*Task to complete:* Set down every line of the material below, character for character, with nothing changed, left out, or added.

*Lines of data:*
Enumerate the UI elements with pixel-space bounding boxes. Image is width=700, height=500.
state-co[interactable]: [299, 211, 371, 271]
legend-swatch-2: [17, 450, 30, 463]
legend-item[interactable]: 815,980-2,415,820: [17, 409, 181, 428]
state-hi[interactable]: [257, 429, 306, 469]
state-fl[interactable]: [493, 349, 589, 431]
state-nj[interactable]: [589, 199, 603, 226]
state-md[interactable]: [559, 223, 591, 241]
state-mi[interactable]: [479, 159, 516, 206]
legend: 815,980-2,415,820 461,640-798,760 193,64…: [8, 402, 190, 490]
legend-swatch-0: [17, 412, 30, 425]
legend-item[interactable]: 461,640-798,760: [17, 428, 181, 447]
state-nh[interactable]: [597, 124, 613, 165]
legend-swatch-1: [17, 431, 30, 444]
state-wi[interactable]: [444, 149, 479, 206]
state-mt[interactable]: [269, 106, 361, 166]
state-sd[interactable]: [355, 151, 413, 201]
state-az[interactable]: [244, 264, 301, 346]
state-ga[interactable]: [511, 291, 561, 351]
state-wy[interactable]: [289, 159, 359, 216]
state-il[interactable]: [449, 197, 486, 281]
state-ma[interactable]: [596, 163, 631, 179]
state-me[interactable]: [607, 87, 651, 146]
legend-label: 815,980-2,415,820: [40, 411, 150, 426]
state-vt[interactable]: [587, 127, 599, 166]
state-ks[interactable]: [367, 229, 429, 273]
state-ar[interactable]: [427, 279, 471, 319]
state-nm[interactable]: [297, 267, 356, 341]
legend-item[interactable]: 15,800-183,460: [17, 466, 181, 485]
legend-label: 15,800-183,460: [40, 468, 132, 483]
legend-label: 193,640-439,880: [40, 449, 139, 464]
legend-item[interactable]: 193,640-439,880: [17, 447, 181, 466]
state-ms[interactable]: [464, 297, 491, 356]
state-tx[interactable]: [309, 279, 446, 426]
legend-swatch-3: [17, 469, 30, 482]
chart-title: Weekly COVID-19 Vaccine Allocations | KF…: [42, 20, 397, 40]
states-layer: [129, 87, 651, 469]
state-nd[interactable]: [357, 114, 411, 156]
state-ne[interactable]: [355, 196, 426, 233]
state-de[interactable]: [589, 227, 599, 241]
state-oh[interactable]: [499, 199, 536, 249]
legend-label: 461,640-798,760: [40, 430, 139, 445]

*Result of the exercise:*
Enumerate the UI elements with pixel-space bounding boxes. Image is width=700, height=500.
state-co[interactable]: [299, 211, 371, 271]
legend-swatch-2: [17, 450, 30, 463]
legend-item[interactable]: 815,980-2,415,820: [17, 409, 181, 428]
state-hi[interactable]: [257, 429, 306, 469]
state-fl[interactable]: [493, 349, 589, 431]
state-nj[interactable]: [589, 199, 603, 226]
state-md[interactable]: [559, 223, 591, 241]
state-mi[interactable]: [479, 159, 516, 206]
legend: 815,980-2,415,820 461,640-798,760 193,64…: [8, 402, 190, 490]
legend-swatch-0: [17, 412, 30, 425]
legend-item[interactable]: 461,640-798,760: [17, 428, 181, 447]
state-nh[interactable]: [597, 124, 613, 165]
legend-swatch-1: [17, 431, 30, 444]
state-wi[interactable]: [444, 149, 479, 206]
state-mt[interactable]: [269, 106, 361, 166]
state-sd[interactable]: [355, 151, 413, 201]
state-az[interactable]: [244, 264, 301, 346]
state-ga[interactable]: [511, 291, 561, 351]
state-wy[interactable]: [289, 159, 359, 216]
state-il[interactable]: [449, 197, 486, 281]
state-ma[interactable]: [596, 163, 631, 179]
state-me[interactable]: [607, 87, 651, 146]
legend-label: 815,980-2,415,820: [40, 411, 150, 426]
state-vt[interactable]: [587, 127, 599, 166]
state-ks[interactable]: [367, 229, 429, 273]
state-ar[interactable]: [427, 279, 471, 319]
state-nm[interactable]: [297, 267, 356, 341]
legend-item[interactable]: 15,800-183,460: [17, 466, 181, 485]
legend-label: 15,800-183,460: [40, 468, 132, 483]
legend-label: 193,640-439,880: [40, 449, 139, 464]
legend-item[interactable]: 193,640-439,880: [17, 447, 181, 466]
state-ms[interactable]: [464, 297, 491, 356]
state-tx[interactable]: [309, 279, 446, 426]
legend-swatch-3: [17, 469, 30, 482]
chart-title: Weekly COVID-19 Vaccine Allocations | KF…: [42, 20, 397, 40]
states-layer: [129, 87, 651, 469]
state-nd[interactable]: [357, 114, 411, 156]
state-ne[interactable]: [355, 196, 426, 233]
state-de[interactable]: [589, 227, 599, 241]
state-oh[interactable]: [499, 199, 536, 249]
legend-label: 461,640-798,760: [40, 430, 139, 445]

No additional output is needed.